_Set exercise_
Gather every line below where "range" appears.

Extracted records:
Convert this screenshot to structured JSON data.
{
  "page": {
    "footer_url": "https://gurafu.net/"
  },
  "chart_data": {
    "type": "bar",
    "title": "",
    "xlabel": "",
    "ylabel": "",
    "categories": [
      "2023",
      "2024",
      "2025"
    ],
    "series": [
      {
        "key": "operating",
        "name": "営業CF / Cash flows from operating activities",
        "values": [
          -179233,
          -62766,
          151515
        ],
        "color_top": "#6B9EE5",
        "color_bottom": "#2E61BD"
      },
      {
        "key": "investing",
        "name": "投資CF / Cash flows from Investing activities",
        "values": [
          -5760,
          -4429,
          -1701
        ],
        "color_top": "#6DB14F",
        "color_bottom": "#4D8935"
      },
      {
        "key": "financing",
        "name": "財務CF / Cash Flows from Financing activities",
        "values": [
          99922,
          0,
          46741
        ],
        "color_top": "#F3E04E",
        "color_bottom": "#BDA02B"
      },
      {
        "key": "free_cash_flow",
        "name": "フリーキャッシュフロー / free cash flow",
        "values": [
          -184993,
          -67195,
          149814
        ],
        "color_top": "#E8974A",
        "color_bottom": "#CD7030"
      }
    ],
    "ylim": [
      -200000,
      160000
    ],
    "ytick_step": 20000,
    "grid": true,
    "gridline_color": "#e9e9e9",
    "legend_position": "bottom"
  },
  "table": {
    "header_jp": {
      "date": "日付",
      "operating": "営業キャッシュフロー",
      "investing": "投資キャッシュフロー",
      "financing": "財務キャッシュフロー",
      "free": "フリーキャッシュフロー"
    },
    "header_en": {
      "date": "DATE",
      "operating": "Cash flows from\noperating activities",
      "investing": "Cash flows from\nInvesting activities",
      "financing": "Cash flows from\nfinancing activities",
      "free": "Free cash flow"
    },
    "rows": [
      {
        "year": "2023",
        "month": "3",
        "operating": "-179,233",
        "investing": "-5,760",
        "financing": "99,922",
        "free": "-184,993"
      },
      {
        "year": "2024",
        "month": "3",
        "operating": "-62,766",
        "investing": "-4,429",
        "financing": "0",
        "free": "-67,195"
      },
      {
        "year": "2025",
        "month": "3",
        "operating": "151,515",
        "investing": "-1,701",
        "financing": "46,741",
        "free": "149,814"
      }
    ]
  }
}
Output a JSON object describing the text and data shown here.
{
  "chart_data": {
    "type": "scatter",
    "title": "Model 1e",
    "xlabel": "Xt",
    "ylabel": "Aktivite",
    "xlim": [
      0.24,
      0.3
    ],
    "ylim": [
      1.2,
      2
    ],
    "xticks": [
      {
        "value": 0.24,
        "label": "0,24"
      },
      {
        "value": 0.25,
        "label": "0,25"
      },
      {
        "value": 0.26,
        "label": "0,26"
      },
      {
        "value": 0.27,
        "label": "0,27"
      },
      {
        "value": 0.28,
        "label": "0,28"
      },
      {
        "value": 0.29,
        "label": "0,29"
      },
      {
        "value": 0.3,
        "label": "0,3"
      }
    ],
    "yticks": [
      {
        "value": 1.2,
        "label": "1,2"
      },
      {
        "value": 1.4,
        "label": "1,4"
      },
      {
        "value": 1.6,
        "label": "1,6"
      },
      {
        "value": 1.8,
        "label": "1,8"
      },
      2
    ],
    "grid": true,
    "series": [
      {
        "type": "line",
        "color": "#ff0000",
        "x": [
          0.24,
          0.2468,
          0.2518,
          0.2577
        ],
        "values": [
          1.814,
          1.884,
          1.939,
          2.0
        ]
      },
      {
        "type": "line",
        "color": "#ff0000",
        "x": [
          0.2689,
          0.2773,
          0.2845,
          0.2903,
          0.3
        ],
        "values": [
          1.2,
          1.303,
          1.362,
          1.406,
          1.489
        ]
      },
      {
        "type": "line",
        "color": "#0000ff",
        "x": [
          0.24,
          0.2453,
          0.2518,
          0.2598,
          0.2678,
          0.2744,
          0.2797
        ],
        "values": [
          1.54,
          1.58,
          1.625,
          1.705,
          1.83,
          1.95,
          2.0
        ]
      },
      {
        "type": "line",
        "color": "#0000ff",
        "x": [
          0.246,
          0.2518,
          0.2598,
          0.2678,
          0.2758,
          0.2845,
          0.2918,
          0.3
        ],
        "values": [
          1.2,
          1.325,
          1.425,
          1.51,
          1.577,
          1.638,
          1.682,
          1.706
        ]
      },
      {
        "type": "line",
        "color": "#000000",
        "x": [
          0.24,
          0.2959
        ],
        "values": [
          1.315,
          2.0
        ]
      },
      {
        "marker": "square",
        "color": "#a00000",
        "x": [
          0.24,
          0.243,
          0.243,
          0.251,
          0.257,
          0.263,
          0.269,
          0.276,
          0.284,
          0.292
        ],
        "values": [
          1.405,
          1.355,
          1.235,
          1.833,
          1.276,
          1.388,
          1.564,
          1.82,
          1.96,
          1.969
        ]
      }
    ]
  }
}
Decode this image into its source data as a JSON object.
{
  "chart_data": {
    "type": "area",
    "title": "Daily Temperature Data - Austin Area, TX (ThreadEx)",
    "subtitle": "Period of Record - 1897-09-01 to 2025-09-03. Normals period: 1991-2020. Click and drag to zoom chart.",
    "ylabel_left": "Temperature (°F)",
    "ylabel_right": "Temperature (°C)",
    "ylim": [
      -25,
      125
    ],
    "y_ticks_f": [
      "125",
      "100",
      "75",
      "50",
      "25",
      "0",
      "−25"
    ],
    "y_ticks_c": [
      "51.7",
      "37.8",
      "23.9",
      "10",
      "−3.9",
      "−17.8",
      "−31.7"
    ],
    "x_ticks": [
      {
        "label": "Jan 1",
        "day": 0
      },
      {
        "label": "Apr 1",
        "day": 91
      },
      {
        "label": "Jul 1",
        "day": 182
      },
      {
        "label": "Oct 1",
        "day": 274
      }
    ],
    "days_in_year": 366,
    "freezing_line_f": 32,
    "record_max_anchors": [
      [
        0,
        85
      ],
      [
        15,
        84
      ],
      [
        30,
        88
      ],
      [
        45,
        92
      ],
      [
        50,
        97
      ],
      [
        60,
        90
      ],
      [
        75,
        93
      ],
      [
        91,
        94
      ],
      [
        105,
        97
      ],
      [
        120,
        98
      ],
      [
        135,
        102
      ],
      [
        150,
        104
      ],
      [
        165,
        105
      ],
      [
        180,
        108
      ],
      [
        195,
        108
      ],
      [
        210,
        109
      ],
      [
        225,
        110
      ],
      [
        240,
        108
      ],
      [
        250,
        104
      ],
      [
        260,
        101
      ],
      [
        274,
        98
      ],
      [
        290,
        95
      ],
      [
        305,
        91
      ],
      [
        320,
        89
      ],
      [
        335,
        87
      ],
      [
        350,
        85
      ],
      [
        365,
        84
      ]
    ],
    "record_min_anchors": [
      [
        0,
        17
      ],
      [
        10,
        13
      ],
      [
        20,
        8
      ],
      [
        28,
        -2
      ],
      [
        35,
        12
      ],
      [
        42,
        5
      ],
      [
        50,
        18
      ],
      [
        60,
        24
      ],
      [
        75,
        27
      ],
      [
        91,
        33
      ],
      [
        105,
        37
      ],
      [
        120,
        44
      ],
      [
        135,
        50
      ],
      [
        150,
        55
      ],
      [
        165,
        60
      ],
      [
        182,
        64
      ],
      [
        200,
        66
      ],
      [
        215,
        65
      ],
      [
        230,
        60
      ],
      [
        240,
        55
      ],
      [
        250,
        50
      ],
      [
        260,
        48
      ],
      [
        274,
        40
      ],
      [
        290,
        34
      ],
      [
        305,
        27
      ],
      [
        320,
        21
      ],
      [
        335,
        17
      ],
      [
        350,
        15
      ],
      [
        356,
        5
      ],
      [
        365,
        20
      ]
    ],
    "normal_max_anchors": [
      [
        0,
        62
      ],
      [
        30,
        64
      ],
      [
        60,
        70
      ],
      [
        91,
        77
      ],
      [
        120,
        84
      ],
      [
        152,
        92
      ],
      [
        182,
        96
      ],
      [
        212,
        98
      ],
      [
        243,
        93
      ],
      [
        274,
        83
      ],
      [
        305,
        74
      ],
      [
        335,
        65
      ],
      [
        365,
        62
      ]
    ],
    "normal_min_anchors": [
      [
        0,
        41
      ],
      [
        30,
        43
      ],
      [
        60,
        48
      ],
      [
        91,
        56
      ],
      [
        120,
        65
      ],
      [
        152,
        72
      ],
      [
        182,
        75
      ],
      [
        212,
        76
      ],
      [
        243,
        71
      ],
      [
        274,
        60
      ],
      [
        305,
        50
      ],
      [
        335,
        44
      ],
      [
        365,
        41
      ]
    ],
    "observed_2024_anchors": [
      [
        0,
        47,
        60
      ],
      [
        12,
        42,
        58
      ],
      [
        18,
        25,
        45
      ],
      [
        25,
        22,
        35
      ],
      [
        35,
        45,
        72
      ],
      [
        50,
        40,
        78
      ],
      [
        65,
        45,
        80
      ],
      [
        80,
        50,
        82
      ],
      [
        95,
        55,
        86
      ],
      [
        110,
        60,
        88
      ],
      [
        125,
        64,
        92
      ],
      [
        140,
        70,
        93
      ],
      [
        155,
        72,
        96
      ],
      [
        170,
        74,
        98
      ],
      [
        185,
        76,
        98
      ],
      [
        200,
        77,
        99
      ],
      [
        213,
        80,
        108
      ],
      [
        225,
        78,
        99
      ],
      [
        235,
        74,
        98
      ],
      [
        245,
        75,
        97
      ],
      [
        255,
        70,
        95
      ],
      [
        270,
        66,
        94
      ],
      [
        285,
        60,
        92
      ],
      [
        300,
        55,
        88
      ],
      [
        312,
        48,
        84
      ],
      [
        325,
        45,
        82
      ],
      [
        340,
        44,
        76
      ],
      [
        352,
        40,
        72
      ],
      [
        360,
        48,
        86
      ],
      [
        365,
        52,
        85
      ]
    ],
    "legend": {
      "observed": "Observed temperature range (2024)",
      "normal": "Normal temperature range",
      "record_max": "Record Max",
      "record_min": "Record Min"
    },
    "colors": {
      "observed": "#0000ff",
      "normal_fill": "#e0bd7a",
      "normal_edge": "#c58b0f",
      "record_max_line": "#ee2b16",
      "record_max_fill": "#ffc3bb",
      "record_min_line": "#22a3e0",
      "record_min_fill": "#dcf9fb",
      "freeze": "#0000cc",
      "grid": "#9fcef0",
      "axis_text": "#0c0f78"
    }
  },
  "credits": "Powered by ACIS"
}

_Result of the exercise_
      "observed": "Observed temperature range (2024)",
      "normal": "Normal temperature range",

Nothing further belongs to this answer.